## Stated exercise
Filter the entries below, keeping every line that has the word "Overview".

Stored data
--------------------------------------------------
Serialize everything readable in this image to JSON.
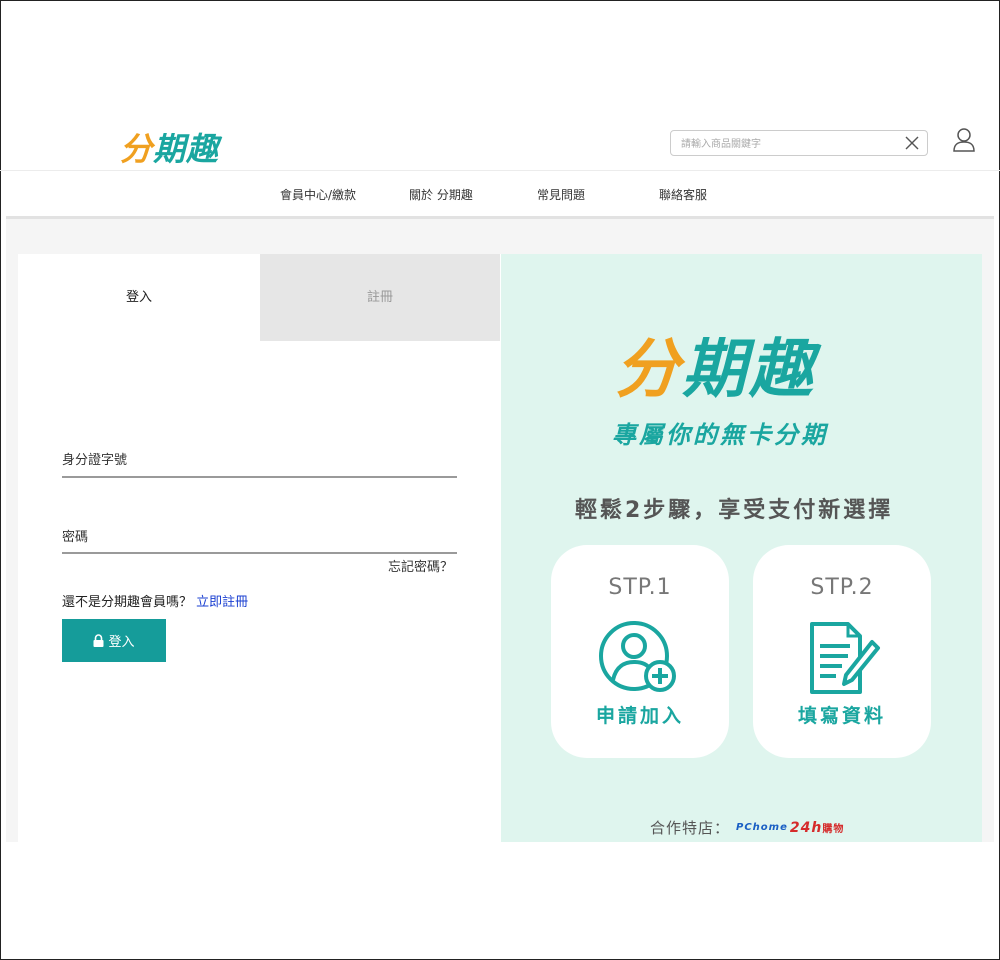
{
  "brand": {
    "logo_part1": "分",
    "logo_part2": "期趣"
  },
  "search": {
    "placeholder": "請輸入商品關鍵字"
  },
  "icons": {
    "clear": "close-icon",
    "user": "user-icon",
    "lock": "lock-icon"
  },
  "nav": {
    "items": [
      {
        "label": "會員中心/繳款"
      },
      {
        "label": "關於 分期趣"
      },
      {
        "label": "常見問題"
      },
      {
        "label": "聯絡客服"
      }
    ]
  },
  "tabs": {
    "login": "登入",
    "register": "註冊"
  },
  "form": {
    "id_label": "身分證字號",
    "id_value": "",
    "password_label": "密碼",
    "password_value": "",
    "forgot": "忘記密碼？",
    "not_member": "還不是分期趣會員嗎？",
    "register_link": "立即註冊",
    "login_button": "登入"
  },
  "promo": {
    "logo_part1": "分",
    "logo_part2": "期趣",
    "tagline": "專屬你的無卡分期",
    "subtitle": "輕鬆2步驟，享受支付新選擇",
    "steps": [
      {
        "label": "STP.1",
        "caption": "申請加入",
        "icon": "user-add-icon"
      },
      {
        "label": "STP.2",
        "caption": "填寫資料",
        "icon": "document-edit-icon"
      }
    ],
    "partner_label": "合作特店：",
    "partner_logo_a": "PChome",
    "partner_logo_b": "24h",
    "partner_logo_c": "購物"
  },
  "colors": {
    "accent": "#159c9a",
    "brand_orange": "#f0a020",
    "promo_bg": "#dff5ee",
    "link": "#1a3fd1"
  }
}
--------------------------------------------------
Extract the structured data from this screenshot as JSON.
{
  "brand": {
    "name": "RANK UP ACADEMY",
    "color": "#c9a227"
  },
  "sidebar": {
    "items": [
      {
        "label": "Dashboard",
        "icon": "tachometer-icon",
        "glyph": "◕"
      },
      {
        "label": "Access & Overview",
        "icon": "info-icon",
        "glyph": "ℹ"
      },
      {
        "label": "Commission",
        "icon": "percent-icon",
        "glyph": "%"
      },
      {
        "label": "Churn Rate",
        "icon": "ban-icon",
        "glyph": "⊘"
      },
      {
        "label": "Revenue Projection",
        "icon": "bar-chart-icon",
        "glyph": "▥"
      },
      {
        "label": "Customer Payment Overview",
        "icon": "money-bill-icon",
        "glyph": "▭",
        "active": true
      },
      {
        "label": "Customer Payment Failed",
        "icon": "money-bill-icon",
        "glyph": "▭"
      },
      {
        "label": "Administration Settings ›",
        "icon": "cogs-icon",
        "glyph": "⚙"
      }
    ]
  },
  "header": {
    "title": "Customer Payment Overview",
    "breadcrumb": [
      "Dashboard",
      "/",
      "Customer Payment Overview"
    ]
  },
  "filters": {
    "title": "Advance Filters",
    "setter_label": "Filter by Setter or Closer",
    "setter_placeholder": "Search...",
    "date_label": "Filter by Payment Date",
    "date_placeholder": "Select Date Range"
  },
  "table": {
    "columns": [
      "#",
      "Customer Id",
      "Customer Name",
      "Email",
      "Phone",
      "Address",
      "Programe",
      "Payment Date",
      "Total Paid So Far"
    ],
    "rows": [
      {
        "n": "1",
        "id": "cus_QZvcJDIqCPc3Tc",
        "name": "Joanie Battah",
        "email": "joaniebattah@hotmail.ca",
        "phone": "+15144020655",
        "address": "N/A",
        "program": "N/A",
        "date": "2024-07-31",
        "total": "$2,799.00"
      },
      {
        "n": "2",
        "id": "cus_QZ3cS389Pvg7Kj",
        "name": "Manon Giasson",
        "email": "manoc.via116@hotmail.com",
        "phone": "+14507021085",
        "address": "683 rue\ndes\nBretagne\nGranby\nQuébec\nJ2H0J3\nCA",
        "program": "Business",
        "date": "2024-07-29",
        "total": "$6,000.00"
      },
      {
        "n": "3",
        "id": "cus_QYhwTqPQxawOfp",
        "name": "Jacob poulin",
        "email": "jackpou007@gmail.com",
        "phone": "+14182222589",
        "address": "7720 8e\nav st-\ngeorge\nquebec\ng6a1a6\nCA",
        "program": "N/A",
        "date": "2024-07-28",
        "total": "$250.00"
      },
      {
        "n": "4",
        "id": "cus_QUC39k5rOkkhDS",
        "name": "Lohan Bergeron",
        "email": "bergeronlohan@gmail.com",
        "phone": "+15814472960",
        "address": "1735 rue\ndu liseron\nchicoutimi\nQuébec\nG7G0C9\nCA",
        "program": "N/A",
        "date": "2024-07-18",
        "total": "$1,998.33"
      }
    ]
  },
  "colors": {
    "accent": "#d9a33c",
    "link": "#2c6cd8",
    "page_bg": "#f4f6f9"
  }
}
--------------------------------------------------
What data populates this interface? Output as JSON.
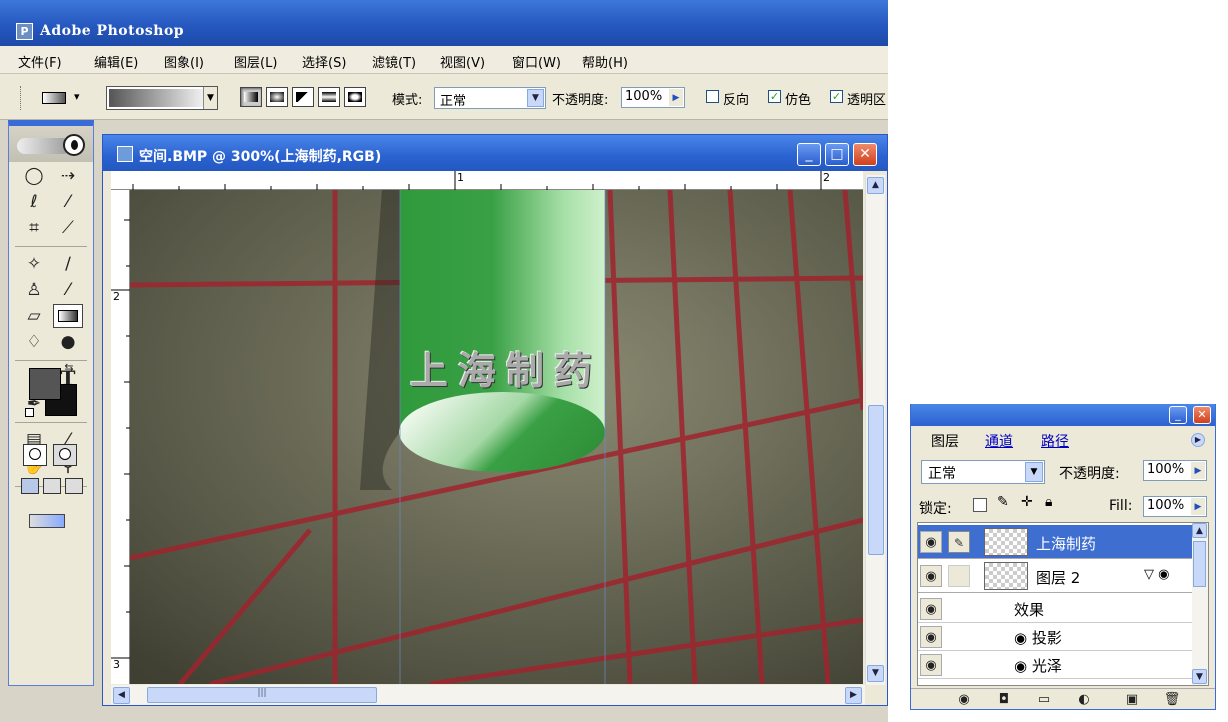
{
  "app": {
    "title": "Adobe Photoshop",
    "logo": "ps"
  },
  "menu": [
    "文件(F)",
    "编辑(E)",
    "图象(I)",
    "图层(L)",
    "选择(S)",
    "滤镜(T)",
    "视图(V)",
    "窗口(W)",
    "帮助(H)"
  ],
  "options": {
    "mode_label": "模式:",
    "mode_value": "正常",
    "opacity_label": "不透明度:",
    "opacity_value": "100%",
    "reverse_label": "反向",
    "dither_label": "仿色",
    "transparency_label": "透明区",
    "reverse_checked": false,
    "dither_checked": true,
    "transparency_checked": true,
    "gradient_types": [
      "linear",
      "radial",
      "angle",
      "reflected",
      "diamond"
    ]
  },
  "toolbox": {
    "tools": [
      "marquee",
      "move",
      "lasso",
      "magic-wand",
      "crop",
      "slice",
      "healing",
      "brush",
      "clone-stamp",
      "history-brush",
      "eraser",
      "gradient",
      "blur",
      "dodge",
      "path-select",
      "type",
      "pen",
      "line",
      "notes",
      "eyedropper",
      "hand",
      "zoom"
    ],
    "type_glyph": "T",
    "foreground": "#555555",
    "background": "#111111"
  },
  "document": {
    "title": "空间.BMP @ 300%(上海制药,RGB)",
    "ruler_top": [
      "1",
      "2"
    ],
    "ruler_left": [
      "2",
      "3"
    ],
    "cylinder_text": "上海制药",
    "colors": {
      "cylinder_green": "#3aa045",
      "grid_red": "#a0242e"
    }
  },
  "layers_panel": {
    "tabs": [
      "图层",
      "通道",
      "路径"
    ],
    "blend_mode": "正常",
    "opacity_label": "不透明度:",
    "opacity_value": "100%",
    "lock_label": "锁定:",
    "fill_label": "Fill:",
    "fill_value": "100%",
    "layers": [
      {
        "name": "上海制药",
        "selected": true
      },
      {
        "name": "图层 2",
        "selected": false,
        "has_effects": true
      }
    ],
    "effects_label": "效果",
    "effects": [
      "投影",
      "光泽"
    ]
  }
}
--------------------------------------------------
## Answer to this task
        "label": "Access & Overview",
        "label": "Customer Payment Overview",
    "title": "Customer Payment Overview",
      "Customer Payment Overview"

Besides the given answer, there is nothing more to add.